Aim >> Report how many lines of the following entries include the string "kvality"; respond with the number alone.

Provided records >>
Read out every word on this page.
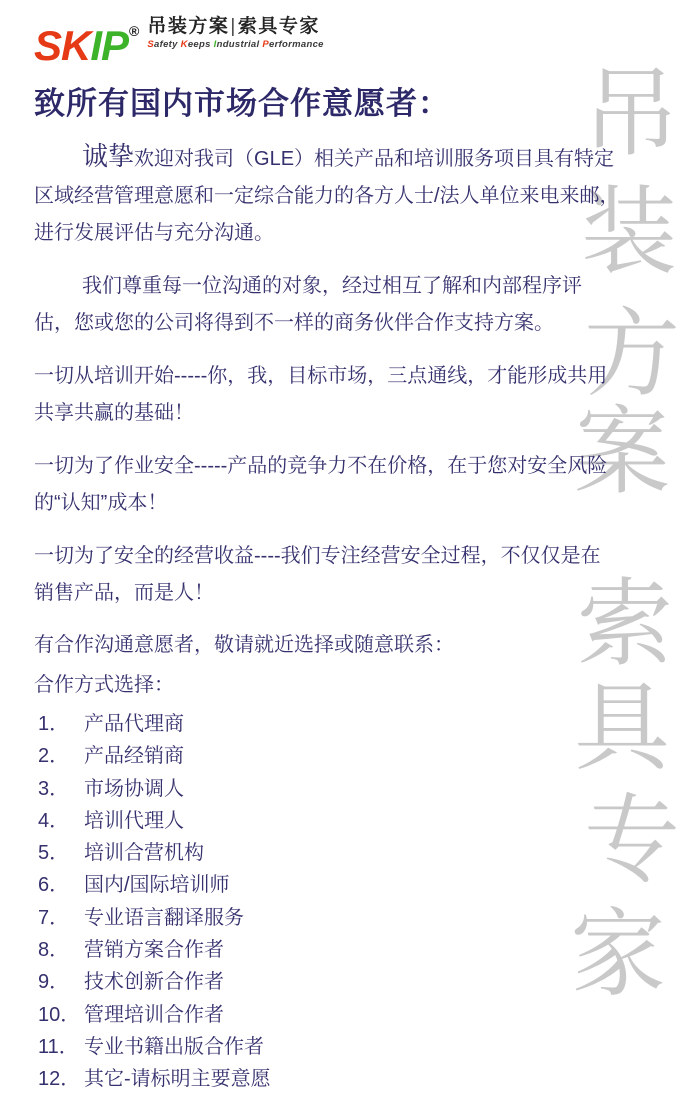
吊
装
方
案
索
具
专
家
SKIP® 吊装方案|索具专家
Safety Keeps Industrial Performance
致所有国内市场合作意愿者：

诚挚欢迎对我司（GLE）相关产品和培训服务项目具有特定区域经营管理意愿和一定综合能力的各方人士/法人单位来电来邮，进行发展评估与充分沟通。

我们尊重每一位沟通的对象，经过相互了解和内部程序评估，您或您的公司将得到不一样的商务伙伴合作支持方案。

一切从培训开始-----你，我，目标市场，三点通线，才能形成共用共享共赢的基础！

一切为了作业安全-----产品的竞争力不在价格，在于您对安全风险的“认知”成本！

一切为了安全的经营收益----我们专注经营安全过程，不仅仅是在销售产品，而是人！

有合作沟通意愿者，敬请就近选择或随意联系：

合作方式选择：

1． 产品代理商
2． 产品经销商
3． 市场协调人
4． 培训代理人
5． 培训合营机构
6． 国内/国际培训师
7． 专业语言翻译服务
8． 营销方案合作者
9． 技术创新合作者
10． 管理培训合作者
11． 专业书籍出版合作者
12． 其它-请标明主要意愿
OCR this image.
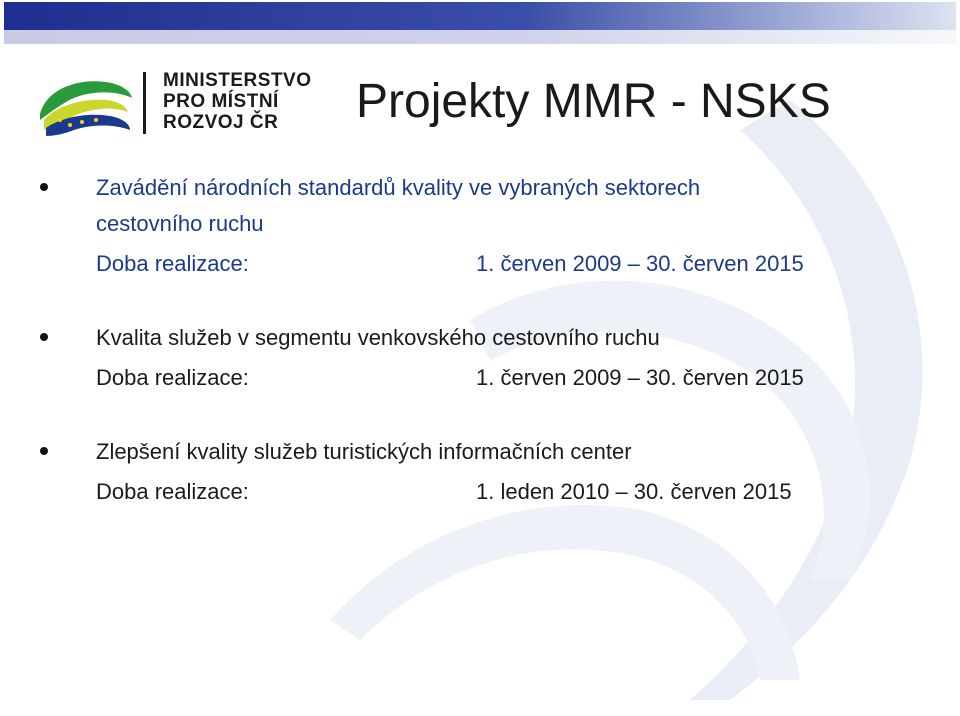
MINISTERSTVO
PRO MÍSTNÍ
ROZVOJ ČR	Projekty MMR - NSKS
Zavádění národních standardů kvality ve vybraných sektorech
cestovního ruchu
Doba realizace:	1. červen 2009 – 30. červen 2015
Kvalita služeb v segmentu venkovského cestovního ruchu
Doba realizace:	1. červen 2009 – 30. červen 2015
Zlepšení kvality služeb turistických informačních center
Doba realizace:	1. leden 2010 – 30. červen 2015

...

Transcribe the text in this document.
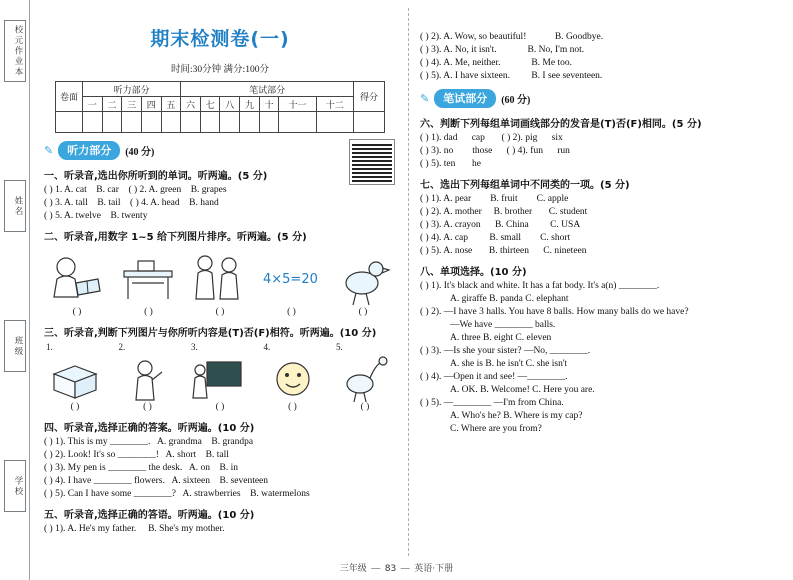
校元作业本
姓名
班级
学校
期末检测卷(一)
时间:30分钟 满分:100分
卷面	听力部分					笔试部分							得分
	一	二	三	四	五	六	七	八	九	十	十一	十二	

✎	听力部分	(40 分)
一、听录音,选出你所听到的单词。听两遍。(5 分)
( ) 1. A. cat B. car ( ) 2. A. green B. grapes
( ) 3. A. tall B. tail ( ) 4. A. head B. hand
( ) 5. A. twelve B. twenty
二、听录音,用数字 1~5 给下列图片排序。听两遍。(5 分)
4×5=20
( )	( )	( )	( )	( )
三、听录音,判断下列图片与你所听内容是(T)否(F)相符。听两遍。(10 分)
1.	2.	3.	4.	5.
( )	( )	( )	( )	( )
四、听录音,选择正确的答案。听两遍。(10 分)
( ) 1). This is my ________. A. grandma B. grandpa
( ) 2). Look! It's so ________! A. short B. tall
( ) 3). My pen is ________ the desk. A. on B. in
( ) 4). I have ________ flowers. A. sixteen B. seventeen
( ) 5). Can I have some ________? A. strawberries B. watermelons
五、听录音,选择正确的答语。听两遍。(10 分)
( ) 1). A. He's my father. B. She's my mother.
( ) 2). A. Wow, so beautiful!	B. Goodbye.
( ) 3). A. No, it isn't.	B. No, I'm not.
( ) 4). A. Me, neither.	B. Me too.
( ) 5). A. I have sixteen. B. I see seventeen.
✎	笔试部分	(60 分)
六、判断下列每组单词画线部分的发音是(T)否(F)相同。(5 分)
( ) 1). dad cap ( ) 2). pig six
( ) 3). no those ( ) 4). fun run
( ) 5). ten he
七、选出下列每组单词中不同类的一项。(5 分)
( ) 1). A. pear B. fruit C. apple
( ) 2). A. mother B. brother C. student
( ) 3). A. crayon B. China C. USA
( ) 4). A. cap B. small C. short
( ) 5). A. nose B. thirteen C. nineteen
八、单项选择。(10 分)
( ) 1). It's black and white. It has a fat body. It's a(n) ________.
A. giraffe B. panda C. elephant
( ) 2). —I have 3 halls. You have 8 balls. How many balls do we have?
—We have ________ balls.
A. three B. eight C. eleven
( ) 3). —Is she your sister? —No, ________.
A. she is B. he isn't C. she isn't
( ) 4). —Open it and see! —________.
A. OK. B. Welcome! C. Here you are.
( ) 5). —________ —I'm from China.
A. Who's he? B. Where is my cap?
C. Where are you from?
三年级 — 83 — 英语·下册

Solution to the problem >> 2